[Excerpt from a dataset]
■ ■ ■ ■ ■ ■ ■

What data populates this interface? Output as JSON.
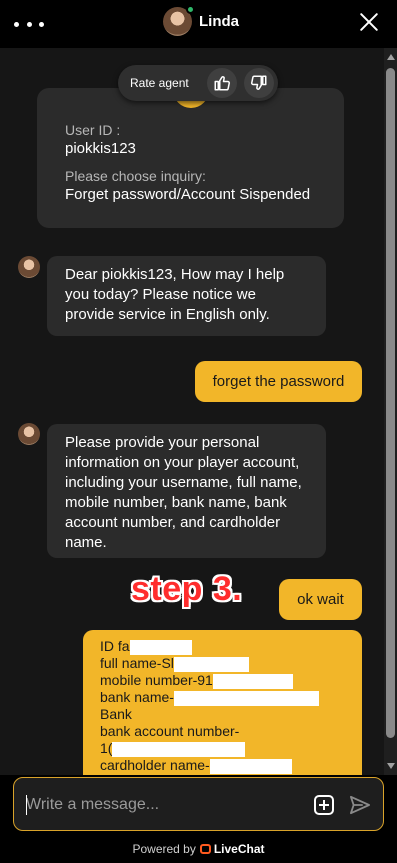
{
  "header": {
    "agent_name": "Linda",
    "menu_icon": "more-horizontal-icon",
    "close_icon": "close-icon"
  },
  "rating": {
    "label": "Rate agent",
    "thumbs_up_icon": "thumbs-up-icon",
    "thumbs_down_icon": "thumbs-down-icon"
  },
  "form": {
    "user_id_label": "User ID :",
    "user_id_value": "piokkis123",
    "inquiry_label": "Please choose inquiry:",
    "inquiry_value": "Forget password/Account Sispended"
  },
  "messages": [
    {
      "from": "agent",
      "text": "Dear piokkis123, How may I help you today? Please notice we provide service in English only."
    },
    {
      "from": "user",
      "text": "forget the password"
    },
    {
      "from": "agent",
      "text": "Please provide your personal information on your player account, including your username, full name, mobile number, bank name, bank account number, and cardholder name."
    },
    {
      "from": "user",
      "text": "ok wait"
    }
  ],
  "annotation": {
    "text": "step 3."
  },
  "info_message": {
    "line1": "ID fa",
    "line2": "full name-Sl",
    "line3": "mobile number-91",
    "line4": "bank name-",
    "line5": "Bank",
    "line6": "bank account number-",
    "line7": "1(",
    "line8": "cardholder name-"
  },
  "composer": {
    "placeholder": "Write a message...",
    "attach_icon": "add-attachment-icon",
    "send_icon": "send-icon"
  },
  "footer": {
    "powered_by": "Powered by",
    "brand": "LiveChat"
  },
  "colors": {
    "accent": "#f2b629",
    "background": "#161616",
    "bubble_agent": "#2b2b2b",
    "annotation": "#ff2d2d"
  }
}
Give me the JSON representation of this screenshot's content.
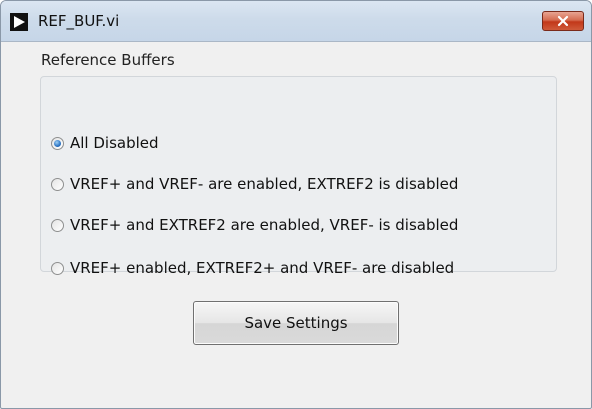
{
  "window": {
    "title": "REF_BUF.vi"
  },
  "group": {
    "label": "Reference Buffers",
    "options": [
      {
        "label": "All Disabled",
        "selected": true
      },
      {
        "label": "VREF+ and VREF- are enabled, EXTREF2 is disabled",
        "selected": false
      },
      {
        "label": "VREF+ and EXTREF2 are enabled, VREF- is disabled",
        "selected": false
      },
      {
        "label": "VREF+ enabled, EXTREF2+ and VREF- are disabled",
        "selected": false
      }
    ]
  },
  "actions": {
    "save_label": "Save Settings"
  },
  "icons": {
    "app": "labview-run-arrow-icon",
    "close": "close-icon"
  },
  "colors": {
    "close_button": "#c2381a",
    "selected_radio": "#2a73c4"
  }
}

■ ■ ■ ■ ■ ■ ■

◆ **Task goal**
Begin at the line containing "Give me the" and extract every line through the end of the records, inclusive, exactly and only; omit pictures.

◆ **Result of this task**
Give me the JSON representation of this screenshot's content.
{
  "window": {
    "title": "REF_BUF.vi"
  },
  "group": {
    "label": "Reference Buffers",
    "options": [
      {
        "label": "All Disabled",
        "selected": true
      },
      {
        "label": "VREF+ and VREF- are enabled, EXTREF2 is disabled",
        "selected": false
      },
      {
        "label": "VREF+ and EXTREF2 are enabled, VREF- is disabled",
        "selected": false
      },
      {
        "label": "VREF+ enabled, EXTREF2+ and VREF- are disabled",
        "selected": false
      }
    ]
  },
  "actions": {
    "save_label": "Save Settings"
  },
  "icons": {
    "app": "labview-run-arrow-icon",
    "close": "close-icon"
  },
  "colors": {
    "close_button": "#c2381a",
    "selected_radio": "#2a73c4"
  }
}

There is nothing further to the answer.